(Given request): Among the records below, find each line that includes the string "canales" and copy it.

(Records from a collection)
━━━━━━━━━━━━━━━━━━━━━━━━━━━━━━

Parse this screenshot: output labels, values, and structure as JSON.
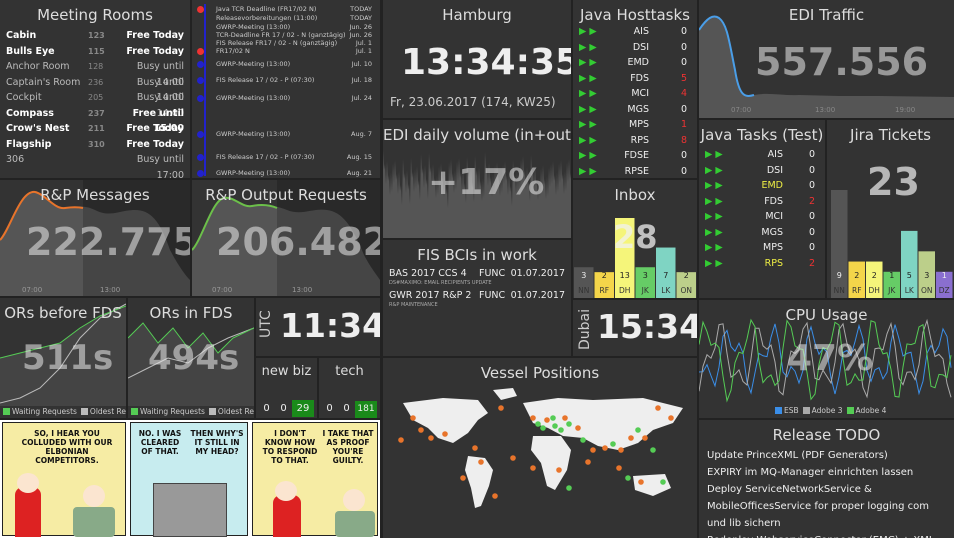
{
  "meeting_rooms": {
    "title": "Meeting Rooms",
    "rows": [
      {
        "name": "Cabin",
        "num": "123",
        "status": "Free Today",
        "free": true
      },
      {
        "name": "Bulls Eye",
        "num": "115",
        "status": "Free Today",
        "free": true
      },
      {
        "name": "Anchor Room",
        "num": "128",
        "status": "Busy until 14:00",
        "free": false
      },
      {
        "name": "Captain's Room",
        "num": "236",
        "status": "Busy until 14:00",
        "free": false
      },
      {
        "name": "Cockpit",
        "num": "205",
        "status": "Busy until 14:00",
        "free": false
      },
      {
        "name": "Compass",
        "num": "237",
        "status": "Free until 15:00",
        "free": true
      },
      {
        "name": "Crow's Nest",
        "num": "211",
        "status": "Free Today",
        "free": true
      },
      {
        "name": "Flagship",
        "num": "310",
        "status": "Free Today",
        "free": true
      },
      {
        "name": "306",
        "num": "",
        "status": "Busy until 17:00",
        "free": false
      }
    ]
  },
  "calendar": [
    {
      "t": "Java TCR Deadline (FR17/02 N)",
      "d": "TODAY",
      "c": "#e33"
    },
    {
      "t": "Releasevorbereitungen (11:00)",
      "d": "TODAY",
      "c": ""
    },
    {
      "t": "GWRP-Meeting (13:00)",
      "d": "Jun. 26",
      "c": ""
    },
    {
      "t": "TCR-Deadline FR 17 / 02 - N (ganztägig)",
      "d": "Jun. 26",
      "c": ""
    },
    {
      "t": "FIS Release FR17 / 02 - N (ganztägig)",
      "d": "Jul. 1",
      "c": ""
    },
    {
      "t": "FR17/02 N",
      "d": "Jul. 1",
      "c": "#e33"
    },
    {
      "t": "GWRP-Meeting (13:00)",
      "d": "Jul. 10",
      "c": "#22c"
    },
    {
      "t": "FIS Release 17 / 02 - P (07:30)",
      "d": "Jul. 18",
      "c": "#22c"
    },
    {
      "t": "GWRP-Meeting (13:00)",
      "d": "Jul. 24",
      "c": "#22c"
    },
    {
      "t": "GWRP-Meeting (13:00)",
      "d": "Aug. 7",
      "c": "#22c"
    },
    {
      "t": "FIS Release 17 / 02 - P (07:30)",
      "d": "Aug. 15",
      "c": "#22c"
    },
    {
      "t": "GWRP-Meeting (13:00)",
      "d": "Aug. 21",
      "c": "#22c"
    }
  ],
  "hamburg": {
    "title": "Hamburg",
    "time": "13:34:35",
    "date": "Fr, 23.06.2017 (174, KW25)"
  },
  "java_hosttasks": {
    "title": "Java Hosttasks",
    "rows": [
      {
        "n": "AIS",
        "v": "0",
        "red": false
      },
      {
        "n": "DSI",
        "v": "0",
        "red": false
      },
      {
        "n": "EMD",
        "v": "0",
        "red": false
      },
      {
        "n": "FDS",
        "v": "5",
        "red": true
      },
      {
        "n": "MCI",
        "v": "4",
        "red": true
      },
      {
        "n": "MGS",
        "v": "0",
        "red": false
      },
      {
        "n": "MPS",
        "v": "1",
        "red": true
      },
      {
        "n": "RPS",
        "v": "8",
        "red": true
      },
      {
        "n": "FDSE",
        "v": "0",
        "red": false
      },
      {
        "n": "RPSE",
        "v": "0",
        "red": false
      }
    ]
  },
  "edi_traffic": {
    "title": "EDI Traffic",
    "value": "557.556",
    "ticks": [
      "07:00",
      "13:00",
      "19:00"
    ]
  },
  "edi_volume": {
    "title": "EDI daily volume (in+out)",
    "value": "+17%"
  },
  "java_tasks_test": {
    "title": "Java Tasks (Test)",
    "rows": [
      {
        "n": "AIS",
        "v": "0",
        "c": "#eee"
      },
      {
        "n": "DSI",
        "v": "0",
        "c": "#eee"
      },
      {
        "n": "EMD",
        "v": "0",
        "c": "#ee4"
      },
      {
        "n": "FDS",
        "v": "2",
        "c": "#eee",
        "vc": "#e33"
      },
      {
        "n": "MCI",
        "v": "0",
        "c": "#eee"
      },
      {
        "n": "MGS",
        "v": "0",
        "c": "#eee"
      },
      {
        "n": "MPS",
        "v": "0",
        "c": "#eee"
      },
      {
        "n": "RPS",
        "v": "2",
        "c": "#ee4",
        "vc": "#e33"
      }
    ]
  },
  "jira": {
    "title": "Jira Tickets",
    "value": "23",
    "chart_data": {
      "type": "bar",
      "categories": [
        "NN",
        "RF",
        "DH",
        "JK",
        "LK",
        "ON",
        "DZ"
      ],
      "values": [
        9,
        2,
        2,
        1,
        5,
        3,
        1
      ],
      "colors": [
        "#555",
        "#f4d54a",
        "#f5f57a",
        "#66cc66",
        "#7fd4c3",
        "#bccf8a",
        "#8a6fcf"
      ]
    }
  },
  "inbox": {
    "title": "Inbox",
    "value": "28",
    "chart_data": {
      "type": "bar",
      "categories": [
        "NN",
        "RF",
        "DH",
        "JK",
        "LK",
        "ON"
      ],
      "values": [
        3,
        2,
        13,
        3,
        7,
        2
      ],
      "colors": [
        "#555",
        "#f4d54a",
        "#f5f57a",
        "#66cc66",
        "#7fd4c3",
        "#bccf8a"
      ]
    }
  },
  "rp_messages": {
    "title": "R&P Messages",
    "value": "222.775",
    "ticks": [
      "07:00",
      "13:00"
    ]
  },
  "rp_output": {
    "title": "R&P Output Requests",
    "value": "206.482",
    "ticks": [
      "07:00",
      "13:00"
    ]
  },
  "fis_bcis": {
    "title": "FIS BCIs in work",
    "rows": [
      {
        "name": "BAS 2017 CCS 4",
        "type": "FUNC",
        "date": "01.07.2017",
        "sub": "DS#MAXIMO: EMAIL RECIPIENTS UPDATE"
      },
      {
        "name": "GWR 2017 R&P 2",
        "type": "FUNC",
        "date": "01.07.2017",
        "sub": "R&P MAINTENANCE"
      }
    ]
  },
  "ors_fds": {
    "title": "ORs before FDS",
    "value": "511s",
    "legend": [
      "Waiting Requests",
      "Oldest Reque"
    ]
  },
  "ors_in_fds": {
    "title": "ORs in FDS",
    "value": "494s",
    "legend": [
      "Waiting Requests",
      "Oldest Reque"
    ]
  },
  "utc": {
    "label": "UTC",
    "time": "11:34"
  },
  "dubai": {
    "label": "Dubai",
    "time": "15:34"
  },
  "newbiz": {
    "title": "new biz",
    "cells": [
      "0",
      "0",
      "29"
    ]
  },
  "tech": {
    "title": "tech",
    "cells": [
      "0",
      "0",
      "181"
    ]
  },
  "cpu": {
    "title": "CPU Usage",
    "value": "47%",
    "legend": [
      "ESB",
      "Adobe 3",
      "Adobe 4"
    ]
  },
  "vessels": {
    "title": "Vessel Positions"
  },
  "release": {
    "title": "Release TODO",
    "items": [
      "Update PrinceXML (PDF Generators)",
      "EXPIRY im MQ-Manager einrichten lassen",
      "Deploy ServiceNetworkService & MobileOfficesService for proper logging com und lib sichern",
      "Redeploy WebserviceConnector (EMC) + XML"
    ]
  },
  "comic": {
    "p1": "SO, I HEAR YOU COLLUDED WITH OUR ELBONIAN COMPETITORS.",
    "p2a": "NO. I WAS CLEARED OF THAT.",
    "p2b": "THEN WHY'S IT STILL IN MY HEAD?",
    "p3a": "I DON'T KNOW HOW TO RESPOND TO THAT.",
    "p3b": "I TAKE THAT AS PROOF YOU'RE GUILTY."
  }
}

━━━━━━━━━━━━━━━━━━━━━━━━━━━━━━

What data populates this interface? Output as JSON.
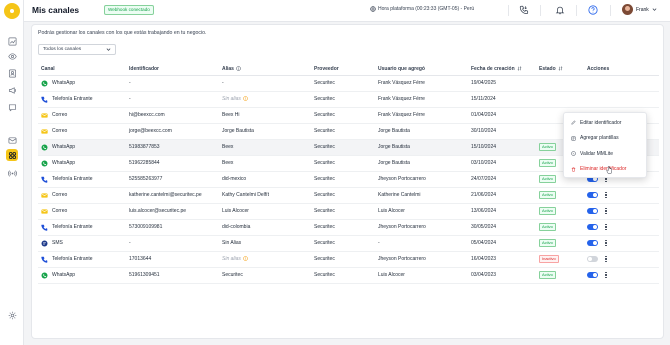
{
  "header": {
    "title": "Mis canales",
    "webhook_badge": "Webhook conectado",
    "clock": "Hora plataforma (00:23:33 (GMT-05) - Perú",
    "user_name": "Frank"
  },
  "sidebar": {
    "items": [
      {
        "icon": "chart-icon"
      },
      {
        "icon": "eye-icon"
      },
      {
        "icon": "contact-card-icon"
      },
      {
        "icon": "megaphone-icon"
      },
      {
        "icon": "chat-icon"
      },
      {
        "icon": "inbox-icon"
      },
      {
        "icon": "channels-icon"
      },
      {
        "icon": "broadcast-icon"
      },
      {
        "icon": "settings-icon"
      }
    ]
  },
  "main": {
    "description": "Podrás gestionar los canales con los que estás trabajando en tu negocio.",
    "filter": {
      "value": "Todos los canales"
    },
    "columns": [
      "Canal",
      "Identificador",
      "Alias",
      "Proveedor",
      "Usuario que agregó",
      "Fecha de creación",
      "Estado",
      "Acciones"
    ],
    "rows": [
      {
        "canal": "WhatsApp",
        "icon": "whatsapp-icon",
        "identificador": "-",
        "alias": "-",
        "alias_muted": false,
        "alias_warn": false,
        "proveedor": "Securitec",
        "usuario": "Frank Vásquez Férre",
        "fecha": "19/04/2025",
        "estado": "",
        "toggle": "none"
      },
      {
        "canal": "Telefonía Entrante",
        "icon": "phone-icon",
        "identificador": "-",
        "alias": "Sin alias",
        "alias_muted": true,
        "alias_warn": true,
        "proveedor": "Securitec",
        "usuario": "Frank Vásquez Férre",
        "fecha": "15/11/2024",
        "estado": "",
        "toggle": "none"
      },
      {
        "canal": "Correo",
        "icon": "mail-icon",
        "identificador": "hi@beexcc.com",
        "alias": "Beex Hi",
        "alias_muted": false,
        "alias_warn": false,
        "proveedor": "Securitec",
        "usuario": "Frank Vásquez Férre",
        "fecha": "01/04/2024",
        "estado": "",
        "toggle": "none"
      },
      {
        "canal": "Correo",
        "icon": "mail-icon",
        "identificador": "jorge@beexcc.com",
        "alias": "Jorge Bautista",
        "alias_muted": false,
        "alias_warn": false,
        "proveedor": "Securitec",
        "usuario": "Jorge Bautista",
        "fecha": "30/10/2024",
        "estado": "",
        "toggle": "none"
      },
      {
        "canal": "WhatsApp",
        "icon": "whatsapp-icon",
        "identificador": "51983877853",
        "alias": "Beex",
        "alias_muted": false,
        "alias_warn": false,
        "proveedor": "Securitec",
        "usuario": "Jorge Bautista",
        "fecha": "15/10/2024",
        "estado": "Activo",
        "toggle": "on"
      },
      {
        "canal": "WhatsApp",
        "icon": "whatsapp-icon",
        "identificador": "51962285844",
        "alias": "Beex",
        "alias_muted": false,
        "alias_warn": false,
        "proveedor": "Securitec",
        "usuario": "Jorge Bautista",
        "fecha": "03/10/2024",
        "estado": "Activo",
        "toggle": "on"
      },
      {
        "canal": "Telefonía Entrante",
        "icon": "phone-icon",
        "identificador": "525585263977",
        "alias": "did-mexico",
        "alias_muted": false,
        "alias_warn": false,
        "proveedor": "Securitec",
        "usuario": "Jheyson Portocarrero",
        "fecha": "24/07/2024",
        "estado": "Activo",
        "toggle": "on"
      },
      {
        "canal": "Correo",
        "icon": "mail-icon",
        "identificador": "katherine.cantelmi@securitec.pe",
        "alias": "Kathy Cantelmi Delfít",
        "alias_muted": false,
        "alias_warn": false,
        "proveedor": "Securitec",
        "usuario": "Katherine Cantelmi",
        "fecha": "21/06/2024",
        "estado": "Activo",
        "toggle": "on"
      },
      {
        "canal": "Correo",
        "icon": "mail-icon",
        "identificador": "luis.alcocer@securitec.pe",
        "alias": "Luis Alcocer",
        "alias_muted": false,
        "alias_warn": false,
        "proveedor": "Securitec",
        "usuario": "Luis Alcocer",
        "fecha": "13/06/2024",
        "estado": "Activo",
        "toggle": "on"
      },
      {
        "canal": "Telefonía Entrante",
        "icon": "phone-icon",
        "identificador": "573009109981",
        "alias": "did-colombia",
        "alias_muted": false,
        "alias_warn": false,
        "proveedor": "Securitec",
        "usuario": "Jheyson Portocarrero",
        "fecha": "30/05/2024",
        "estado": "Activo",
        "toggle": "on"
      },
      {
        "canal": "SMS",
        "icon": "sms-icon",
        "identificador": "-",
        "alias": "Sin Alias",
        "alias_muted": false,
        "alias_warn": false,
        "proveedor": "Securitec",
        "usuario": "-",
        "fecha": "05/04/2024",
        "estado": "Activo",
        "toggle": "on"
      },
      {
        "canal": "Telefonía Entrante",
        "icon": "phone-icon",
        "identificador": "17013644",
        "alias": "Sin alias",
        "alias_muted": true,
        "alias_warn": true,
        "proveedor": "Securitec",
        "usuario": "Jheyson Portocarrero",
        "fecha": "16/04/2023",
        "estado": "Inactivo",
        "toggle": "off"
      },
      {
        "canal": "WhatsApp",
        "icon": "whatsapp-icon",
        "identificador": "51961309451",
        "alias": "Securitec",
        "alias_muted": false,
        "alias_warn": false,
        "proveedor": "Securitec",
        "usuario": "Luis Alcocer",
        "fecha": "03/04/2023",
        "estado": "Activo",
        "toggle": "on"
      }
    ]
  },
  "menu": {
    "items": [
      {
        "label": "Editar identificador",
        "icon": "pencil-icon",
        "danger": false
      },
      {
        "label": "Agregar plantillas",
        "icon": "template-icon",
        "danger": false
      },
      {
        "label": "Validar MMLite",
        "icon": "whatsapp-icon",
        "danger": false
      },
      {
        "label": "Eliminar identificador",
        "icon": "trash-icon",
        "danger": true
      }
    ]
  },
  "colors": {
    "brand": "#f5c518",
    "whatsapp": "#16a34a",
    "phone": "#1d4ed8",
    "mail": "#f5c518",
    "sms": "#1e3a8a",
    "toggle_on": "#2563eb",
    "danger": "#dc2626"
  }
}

━━━━━━━━━━━━━━━━━━━━━━━━━━━━━━

(Reply):
    "title": "Mis canales",
    "description": "Podrás gestionar los canales con los que estás trabajando en tu negocio.",
      "value": "Todos los canales"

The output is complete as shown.